What is required
For the records below, say how many lines contain the string "субсидий". Give the number only.
## begin Records shown
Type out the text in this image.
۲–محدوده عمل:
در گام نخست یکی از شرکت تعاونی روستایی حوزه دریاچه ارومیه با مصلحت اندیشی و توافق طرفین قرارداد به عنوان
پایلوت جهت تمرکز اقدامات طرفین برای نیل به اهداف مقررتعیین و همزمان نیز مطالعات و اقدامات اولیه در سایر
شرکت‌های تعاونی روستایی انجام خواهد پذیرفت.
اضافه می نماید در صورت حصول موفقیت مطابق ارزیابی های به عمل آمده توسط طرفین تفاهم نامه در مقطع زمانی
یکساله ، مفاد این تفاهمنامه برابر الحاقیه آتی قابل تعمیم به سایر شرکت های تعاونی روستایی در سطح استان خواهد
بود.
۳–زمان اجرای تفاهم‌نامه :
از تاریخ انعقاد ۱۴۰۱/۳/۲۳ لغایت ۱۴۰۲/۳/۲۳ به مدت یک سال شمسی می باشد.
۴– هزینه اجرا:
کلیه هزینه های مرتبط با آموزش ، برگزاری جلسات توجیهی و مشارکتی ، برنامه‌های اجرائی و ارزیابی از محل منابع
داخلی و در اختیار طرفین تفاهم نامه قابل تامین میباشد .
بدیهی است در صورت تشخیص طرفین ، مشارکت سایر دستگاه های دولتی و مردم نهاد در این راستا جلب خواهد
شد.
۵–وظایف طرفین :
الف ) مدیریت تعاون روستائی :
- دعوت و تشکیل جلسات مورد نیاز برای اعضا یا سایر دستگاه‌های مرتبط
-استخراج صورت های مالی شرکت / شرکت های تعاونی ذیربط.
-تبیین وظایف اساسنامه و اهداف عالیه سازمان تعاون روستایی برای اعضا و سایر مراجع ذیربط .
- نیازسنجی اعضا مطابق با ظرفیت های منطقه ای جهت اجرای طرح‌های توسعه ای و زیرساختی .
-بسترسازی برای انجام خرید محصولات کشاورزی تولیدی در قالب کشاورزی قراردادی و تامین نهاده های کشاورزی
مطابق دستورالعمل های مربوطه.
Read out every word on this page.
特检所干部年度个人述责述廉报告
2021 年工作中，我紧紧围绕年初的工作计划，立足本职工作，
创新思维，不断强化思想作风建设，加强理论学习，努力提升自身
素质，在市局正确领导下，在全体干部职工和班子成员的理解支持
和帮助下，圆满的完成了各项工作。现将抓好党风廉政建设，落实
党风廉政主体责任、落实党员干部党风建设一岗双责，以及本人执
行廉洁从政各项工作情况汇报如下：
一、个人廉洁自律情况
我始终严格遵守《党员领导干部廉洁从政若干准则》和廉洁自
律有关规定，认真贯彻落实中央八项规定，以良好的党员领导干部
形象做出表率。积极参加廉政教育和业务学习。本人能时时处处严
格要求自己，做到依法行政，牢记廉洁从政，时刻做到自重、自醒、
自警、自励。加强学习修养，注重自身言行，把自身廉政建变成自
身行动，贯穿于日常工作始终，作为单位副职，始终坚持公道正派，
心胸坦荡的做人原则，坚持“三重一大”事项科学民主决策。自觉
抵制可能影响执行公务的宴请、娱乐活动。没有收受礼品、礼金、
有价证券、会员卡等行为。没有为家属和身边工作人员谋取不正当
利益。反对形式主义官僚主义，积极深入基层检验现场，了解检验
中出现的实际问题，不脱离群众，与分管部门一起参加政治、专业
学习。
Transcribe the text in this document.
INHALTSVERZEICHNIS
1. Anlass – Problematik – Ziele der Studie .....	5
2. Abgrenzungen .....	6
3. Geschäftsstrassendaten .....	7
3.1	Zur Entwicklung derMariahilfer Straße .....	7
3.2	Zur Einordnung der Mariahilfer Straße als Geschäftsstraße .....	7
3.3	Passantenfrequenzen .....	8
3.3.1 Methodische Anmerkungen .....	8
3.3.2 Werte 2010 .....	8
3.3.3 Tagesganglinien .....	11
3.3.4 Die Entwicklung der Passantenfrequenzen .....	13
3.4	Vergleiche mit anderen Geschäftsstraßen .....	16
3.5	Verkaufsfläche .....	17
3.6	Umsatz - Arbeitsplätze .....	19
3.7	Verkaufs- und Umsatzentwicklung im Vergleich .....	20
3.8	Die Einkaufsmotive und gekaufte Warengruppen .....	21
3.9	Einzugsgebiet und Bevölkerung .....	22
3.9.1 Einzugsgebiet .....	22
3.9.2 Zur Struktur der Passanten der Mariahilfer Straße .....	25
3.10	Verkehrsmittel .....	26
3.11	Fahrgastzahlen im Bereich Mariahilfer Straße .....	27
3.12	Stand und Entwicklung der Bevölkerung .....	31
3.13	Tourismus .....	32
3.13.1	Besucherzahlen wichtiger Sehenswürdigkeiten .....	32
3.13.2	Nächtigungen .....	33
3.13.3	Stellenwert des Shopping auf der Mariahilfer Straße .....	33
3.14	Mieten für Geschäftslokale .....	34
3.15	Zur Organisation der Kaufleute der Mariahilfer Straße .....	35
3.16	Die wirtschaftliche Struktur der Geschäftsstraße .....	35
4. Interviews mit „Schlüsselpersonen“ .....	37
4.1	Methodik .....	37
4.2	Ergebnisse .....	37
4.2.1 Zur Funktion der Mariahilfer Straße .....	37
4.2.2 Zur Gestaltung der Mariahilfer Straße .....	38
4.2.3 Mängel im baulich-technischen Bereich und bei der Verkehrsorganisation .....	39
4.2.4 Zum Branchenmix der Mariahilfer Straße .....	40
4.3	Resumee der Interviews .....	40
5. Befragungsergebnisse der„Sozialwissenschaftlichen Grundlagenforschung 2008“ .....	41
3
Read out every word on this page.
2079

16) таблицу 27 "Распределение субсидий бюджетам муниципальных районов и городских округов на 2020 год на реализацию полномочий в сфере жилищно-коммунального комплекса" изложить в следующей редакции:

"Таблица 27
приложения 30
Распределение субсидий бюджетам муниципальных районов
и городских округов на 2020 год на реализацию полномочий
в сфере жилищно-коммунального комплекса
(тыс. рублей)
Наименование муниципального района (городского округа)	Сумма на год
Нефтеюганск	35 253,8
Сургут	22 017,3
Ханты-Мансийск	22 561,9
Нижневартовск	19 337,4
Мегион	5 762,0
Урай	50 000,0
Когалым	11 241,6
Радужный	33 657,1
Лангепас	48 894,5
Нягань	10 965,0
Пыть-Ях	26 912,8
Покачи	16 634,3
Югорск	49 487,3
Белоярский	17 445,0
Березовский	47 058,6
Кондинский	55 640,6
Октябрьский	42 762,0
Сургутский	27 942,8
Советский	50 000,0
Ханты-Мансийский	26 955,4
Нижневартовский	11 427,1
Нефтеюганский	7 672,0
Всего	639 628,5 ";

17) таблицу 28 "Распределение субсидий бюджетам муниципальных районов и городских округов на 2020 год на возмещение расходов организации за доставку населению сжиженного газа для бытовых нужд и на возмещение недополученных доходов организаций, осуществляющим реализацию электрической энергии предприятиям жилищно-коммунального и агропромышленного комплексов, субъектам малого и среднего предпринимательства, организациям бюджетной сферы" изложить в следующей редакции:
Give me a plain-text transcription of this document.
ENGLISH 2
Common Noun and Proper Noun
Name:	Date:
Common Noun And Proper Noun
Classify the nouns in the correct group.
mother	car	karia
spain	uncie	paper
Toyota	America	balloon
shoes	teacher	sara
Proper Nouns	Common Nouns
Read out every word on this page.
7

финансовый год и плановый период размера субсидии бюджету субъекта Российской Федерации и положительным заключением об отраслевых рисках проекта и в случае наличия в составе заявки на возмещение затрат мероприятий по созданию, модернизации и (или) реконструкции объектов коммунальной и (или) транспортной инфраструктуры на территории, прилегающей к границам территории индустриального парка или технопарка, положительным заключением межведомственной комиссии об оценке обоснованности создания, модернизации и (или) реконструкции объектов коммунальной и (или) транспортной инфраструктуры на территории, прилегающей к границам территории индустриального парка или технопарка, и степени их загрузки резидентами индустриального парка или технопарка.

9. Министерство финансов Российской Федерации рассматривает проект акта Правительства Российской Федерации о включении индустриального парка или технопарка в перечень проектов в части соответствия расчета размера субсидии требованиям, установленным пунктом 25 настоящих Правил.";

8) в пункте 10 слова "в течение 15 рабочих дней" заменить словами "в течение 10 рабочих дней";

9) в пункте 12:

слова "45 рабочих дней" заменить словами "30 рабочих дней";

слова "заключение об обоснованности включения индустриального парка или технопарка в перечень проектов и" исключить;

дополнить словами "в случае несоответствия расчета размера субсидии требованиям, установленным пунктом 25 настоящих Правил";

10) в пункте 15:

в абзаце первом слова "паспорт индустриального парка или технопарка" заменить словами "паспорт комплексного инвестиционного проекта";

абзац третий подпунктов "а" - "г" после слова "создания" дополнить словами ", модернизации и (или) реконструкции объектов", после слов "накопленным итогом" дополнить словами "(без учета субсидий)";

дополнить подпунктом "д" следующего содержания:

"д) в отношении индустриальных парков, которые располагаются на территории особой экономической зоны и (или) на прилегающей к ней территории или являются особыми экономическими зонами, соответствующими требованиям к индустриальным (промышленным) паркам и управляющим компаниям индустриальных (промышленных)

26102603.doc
## end Records shown
Output for this exercise
4